■ **TASK TO CARRY OUT**
Records follow. Copy every line with "name".
=== RAW DATA ===
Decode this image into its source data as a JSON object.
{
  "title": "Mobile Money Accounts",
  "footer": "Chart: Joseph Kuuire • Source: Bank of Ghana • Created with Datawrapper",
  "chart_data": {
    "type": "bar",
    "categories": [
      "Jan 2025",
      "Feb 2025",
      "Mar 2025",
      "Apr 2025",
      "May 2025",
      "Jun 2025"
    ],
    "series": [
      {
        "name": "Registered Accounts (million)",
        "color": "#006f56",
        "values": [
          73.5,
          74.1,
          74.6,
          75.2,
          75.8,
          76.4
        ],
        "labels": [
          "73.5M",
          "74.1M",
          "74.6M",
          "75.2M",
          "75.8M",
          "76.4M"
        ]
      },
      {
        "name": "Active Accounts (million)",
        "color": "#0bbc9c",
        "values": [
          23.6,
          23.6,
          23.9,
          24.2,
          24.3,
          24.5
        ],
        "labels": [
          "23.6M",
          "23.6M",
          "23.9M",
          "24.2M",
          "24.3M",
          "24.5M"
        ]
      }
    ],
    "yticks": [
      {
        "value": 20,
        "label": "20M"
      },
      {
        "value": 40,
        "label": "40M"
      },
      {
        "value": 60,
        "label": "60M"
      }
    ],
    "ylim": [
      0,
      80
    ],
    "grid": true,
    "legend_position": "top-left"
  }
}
===
=== RAW DATA ===
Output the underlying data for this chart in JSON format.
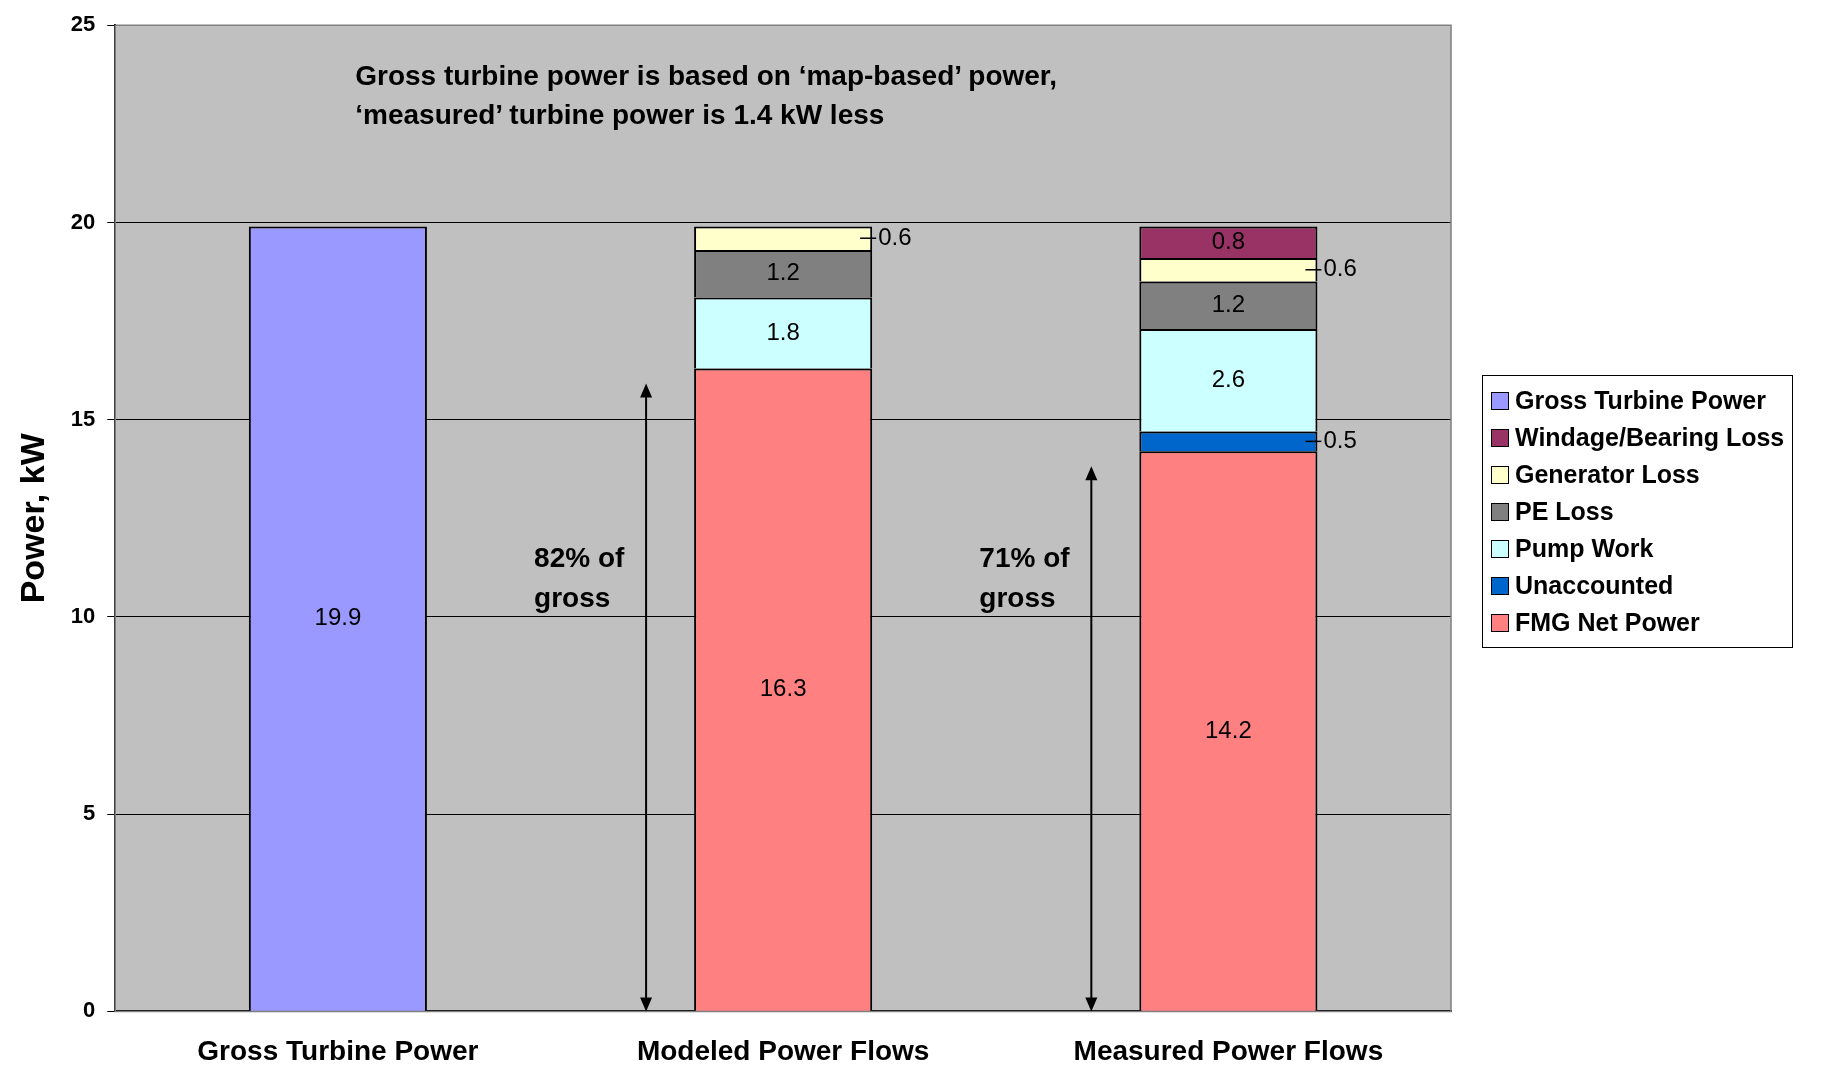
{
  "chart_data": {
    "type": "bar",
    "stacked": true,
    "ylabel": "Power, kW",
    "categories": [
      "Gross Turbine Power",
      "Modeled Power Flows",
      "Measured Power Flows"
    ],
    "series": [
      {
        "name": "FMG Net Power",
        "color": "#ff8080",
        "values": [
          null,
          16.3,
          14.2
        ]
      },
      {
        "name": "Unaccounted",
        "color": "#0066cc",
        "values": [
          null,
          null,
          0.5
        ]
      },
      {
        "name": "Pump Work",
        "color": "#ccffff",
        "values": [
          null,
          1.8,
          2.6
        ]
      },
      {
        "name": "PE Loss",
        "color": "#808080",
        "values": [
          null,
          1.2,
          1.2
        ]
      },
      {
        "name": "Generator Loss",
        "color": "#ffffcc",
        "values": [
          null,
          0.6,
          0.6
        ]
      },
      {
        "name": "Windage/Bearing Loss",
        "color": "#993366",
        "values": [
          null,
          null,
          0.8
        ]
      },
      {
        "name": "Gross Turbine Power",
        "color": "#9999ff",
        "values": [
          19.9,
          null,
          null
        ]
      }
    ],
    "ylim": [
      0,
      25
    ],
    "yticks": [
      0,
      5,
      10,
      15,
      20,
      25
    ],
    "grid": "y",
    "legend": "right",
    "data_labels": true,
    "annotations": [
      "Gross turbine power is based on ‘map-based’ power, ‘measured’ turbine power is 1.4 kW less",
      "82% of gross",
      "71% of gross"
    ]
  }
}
===
■ **RESULT OF THE EXERCISE**
        "name": "Registered Accounts (million)",
        "name": "Active Accounts (million)",
        "name": "FMG Net Power",
        "name": "Unaccounted",
        "name": "Pump Work",
        "name": "PE Loss",
        "name": "Generator Loss",
        "name": "Windage/Bearing Loss",
        "name": "Gross Turbine Power",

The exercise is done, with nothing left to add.